##### Record set

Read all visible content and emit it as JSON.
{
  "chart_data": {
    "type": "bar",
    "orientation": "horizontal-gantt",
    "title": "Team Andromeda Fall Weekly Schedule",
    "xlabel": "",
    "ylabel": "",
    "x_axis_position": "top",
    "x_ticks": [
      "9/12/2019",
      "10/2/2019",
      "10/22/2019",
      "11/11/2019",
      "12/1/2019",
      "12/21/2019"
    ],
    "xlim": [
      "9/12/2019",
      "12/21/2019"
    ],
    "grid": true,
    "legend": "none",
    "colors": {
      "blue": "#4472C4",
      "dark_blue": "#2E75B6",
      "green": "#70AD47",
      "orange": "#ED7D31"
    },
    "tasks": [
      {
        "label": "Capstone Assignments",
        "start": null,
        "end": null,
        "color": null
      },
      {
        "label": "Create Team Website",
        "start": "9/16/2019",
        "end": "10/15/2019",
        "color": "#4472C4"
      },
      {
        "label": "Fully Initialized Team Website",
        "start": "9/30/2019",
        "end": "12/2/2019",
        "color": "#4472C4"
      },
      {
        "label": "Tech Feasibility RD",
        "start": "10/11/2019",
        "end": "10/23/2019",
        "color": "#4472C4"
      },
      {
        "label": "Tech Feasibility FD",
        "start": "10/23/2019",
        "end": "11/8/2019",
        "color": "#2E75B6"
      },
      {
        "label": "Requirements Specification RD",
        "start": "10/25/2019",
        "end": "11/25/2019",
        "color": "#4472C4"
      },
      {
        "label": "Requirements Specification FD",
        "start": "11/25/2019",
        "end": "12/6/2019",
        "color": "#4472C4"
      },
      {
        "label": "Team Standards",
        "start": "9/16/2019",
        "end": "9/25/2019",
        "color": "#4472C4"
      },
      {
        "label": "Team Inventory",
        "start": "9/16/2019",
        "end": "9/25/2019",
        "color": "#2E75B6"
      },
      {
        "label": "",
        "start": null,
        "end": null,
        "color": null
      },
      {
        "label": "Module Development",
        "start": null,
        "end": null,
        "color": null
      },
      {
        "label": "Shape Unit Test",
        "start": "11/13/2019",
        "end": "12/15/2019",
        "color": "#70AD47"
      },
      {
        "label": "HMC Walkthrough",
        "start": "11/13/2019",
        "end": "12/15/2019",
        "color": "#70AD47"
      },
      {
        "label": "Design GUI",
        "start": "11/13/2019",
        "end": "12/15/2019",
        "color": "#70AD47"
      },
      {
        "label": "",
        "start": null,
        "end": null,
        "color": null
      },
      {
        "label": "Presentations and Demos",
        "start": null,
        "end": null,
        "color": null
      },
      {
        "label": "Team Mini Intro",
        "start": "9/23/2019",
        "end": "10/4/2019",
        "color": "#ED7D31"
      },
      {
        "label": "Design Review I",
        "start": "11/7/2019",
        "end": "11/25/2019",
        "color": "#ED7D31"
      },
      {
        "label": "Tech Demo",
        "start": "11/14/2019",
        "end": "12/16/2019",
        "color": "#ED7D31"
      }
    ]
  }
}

##########

• Written problem: The listing above must be transcribed exactly, line by line.

• Solution to the exercise:
Read all visible content and emit it as JSON.
{
  "chart_data": {
    "type": "bar",
    "orientation": "horizontal-gantt",
    "title": "Team Andromeda Fall Weekly Schedule",
    "xlabel": "",
    "ylabel": "",
    "x_axis_position": "top",
    "x_ticks": [
      "9/12/2019",
      "10/2/2019",
      "10/22/2019",
      "11/11/2019",
      "12/1/2019",
      "12/21/2019"
    ],
    "xlim": [
      "9/12/2019",
      "12/21/2019"
    ],
    "grid": true,
    "legend": "none",
    "colors": {
      "blue": "#4472C4",
      "dark_blue": "#2E75B6",
      "green": "#70AD47",
      "orange": "#ED7D31"
    },
    "tasks": [
      {
        "label": "Capstone Assignments",
        "start": null,
        "end": null,
        "color": null
      },
      {
        "label": "Create Team Website",
        "start": "9/16/2019",
        "end": "10/15/2019",
        "color": "#4472C4"
      },
      {
        "label": "Fully Initialized Team Website",
        "start": "9/30/2019",
        "end": "12/2/2019",
        "color": "#4472C4"
      },
      {
        "label": "Tech Feasibility RD",
        "start": "10/11/2019",
        "end": "10/23/2019",
        "color": "#4472C4"
      },
      {
        "label": "Tech Feasibility FD",
        "start": "10/23/2019",
        "end": "11/8/2019",
        "color": "#2E75B6"
      },
      {
        "label": "Requirements Specification RD",
        "start": "10/25/2019",
        "end": "11/25/2019",
        "color": "#4472C4"
      },
      {
        "label": "Requirements Specification FD",
        "start": "11/25/2019",
        "end": "12/6/2019",
        "color": "#4472C4"
      },
      {
        "label": "Team Standards",
        "start": "9/16/2019",
        "end": "9/25/2019",
        "color": "#4472C4"
      },
      {
        "label": "Team Inventory",
        "start": "9/16/2019",
        "end": "9/25/2019",
        "color": "#2E75B6"
      },
      {
        "label": "",
        "start": null,
        "end": null,
        "color": null
      },
      {
        "label": "Module Development",
        "start": null,
        "end": null,
        "color": null
      },
      {
        "label": "Shape Unit Test",
        "start": "11/13/2019",
        "end": "12/15/2019",
        "color": "#70AD47"
      },
      {
        "label": "HMC Walkthrough",
        "start": "11/13/2019",
        "end": "12/15/2019",
        "color": "#70AD47"
      },
      {
        "label": "Design GUI",
        "start": "11/13/2019",
        "end": "12/15/2019",
        "color": "#70AD47"
      },
      {
        "label": "",
        "start": null,
        "end": null,
        "color": null
      },
      {
        "label": "Presentations and Demos",
        "start": null,
        "end": null,
        "color": null
      },
      {
        "label": "Team Mini Intro",
        "start": "9/23/2019",
        "end": "10/4/2019",
        "color": "#ED7D31"
      },
      {
        "label": "Design Review I",
        "start": "11/7/2019",
        "end": "11/25/2019",
        "color": "#ED7D31"
      },
      {
        "label": "Tech Demo",
        "start": "11/14/2019",
        "end": "12/16/2019",
        "color": "#ED7D31"
      }
    ]
  }
}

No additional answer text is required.